Find and copy each line of the records where the string "Input" shows up.

Source material>
=-=-=-=-=

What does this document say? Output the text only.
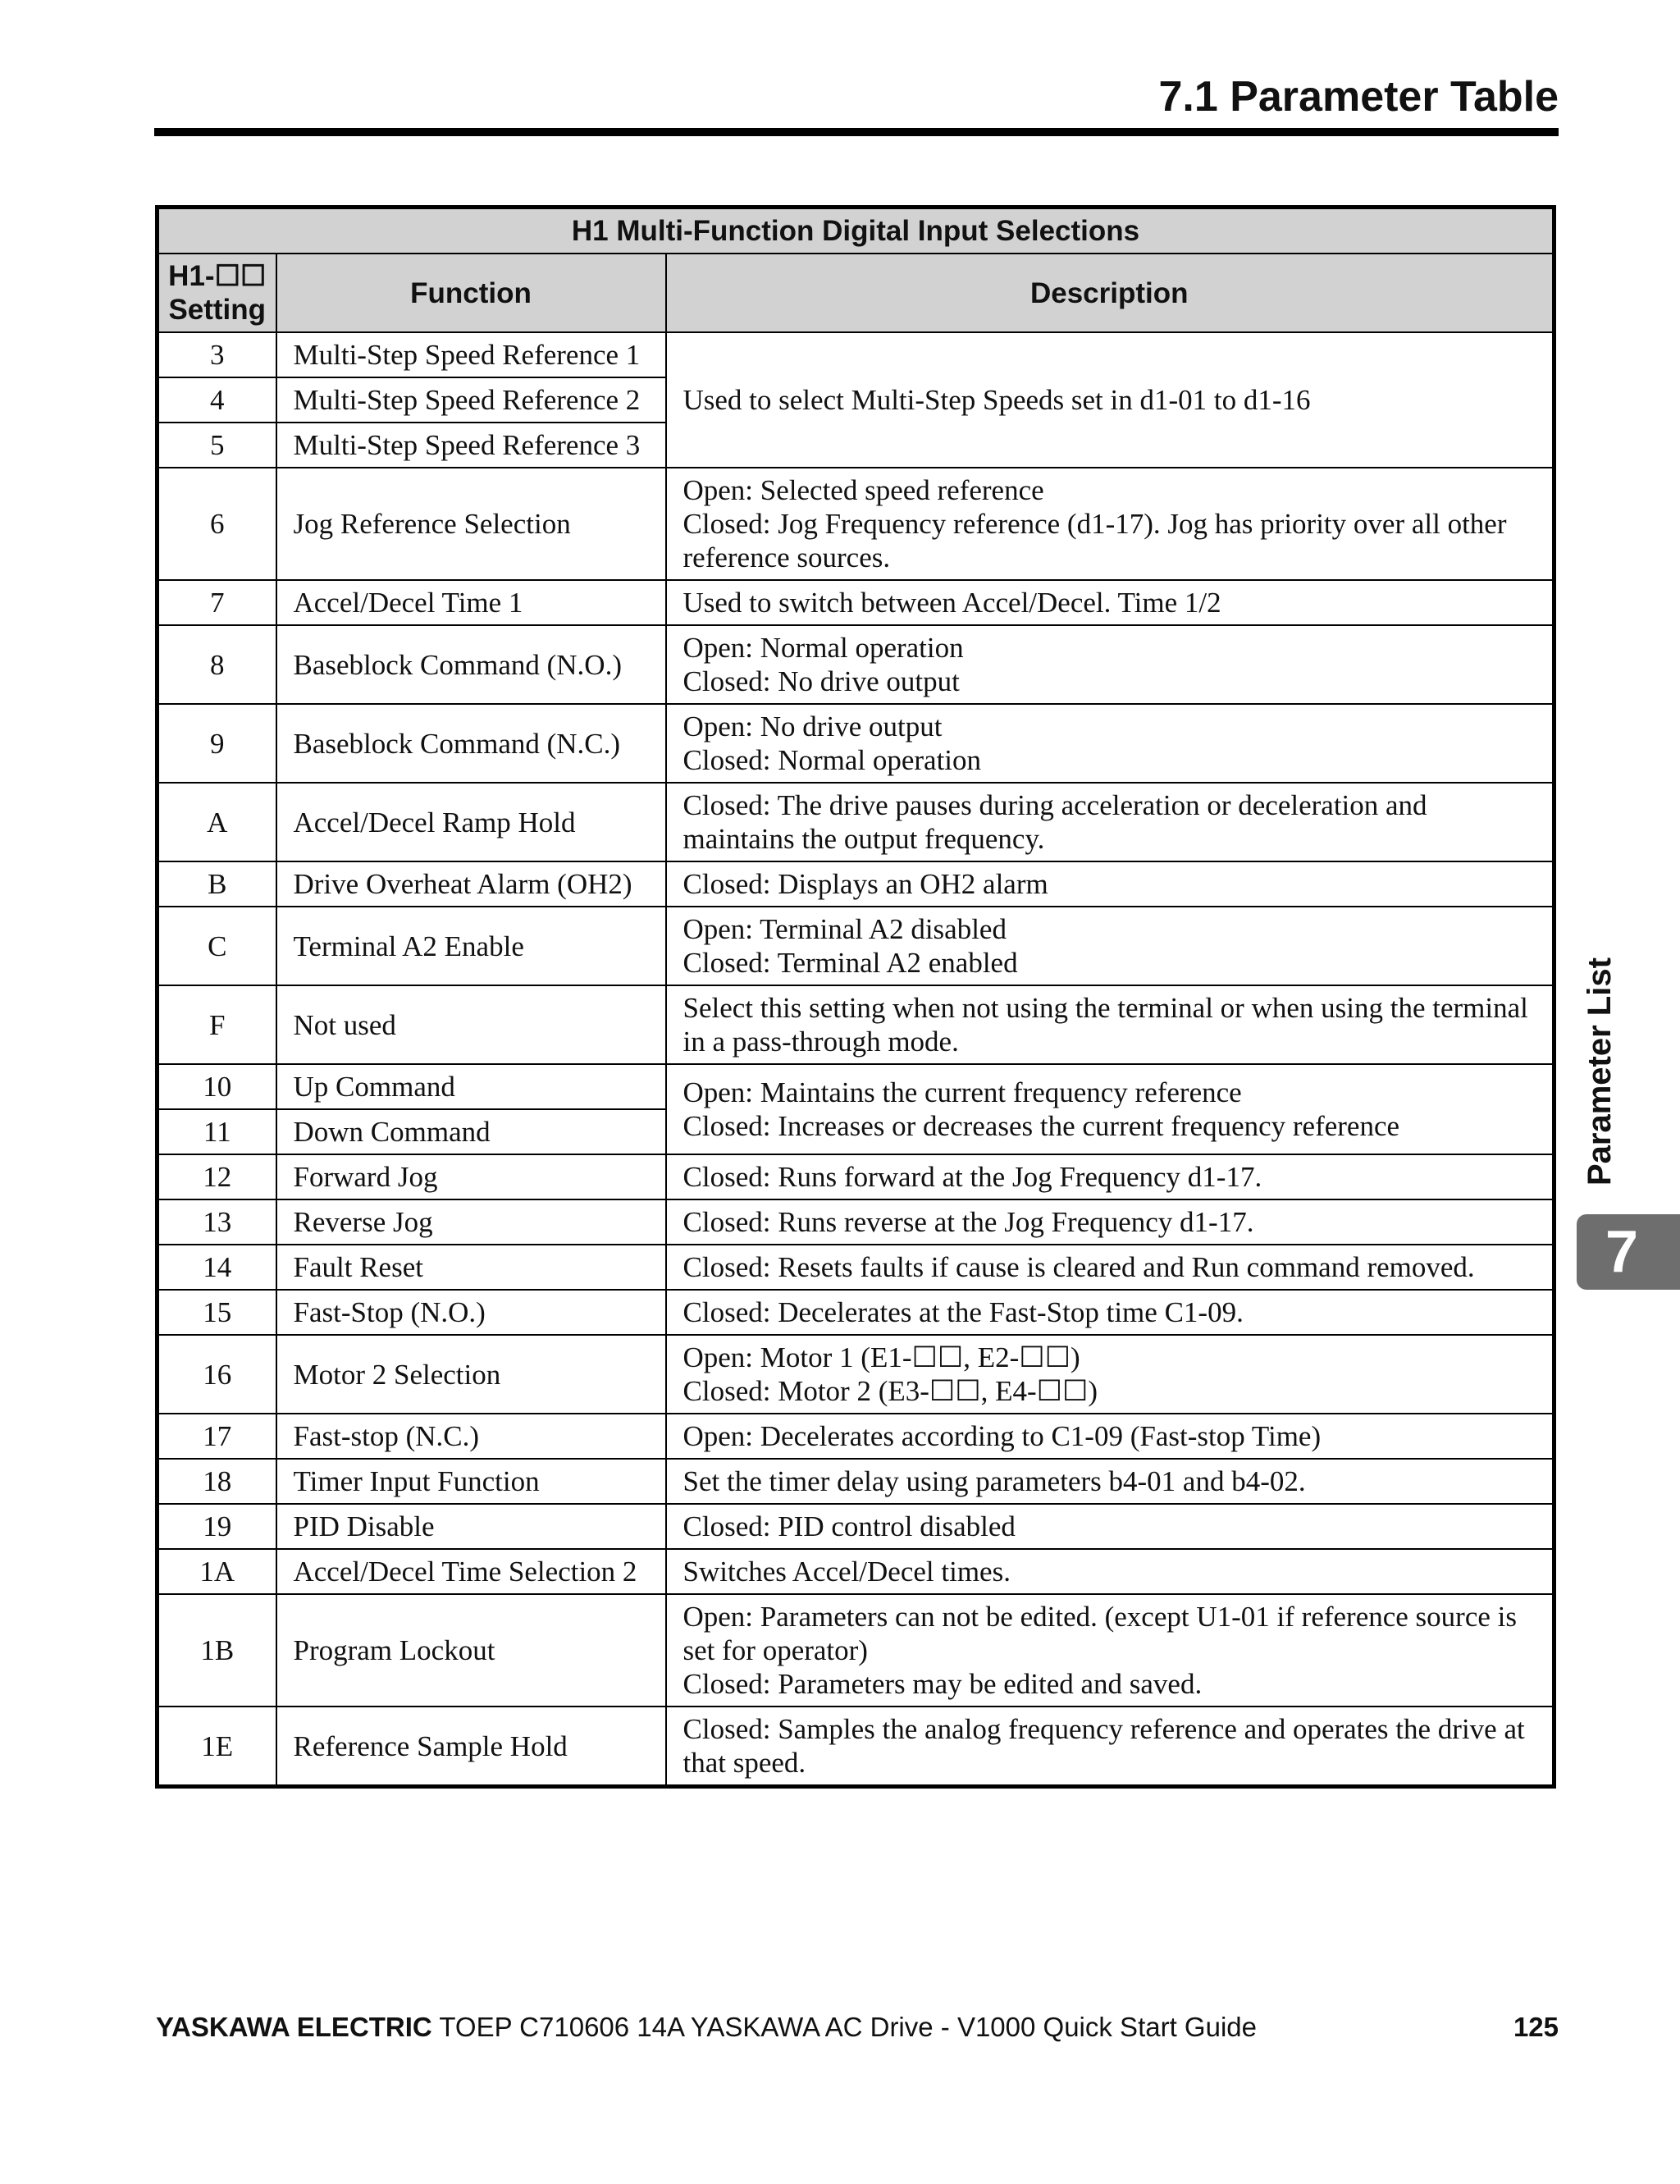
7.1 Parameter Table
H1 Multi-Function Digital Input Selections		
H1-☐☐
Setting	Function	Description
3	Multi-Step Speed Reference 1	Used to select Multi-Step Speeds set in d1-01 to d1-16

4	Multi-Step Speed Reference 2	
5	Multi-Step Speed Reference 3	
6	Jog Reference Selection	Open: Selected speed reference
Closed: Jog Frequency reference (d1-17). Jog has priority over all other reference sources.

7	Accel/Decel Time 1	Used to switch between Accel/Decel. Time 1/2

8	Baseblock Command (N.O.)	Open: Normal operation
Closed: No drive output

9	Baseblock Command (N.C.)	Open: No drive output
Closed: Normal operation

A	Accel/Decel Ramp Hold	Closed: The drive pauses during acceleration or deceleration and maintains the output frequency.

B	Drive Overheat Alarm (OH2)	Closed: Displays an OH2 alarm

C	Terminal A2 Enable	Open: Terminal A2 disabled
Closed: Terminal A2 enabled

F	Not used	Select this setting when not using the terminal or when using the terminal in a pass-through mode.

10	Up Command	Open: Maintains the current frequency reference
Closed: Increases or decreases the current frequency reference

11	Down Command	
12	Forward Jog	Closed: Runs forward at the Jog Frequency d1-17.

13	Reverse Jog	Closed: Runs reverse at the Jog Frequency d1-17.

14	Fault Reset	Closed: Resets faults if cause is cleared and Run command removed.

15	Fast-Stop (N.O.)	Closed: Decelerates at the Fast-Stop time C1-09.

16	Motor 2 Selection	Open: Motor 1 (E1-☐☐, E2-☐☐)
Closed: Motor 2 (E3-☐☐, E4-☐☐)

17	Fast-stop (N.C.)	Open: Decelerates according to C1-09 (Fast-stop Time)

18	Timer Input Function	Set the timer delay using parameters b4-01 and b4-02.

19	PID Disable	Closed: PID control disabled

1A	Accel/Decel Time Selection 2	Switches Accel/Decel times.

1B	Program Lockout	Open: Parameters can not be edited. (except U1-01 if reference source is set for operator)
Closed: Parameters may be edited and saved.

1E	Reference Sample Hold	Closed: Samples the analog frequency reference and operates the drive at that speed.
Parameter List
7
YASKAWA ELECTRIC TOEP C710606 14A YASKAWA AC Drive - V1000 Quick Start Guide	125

=-=-=-=-=

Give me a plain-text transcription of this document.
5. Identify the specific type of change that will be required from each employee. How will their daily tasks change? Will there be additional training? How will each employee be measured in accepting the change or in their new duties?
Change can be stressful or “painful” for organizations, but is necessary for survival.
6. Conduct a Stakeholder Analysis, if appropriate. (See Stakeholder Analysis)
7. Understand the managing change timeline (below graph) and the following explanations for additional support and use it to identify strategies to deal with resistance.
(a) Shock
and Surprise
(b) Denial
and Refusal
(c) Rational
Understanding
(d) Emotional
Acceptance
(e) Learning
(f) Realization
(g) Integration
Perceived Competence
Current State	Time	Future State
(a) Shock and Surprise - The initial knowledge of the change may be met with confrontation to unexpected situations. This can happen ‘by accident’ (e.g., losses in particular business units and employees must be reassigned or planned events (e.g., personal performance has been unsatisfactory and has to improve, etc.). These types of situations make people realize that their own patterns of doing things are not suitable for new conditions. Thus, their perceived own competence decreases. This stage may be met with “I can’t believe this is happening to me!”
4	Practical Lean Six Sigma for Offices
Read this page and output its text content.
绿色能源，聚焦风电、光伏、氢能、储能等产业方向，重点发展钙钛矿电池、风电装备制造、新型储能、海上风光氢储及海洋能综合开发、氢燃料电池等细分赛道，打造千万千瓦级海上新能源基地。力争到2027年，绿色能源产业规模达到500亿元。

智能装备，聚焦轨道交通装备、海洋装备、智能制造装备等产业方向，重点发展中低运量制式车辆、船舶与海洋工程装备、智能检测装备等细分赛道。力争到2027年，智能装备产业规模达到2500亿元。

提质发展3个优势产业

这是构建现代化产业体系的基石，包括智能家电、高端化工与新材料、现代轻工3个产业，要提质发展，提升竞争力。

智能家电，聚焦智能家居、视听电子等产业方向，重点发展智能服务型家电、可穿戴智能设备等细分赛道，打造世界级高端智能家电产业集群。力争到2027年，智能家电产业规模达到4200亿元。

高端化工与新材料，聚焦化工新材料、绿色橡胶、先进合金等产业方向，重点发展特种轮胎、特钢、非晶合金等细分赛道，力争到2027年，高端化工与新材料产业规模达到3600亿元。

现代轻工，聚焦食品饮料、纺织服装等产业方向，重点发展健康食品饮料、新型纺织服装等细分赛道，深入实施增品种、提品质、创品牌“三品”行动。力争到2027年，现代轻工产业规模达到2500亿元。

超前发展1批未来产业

=-=-=-=-=

Complete output>
H1 Multi-Function Digital Input Selections		
18	Timer Input Function	Set the timer delay using parameters b4-01 and b4-02.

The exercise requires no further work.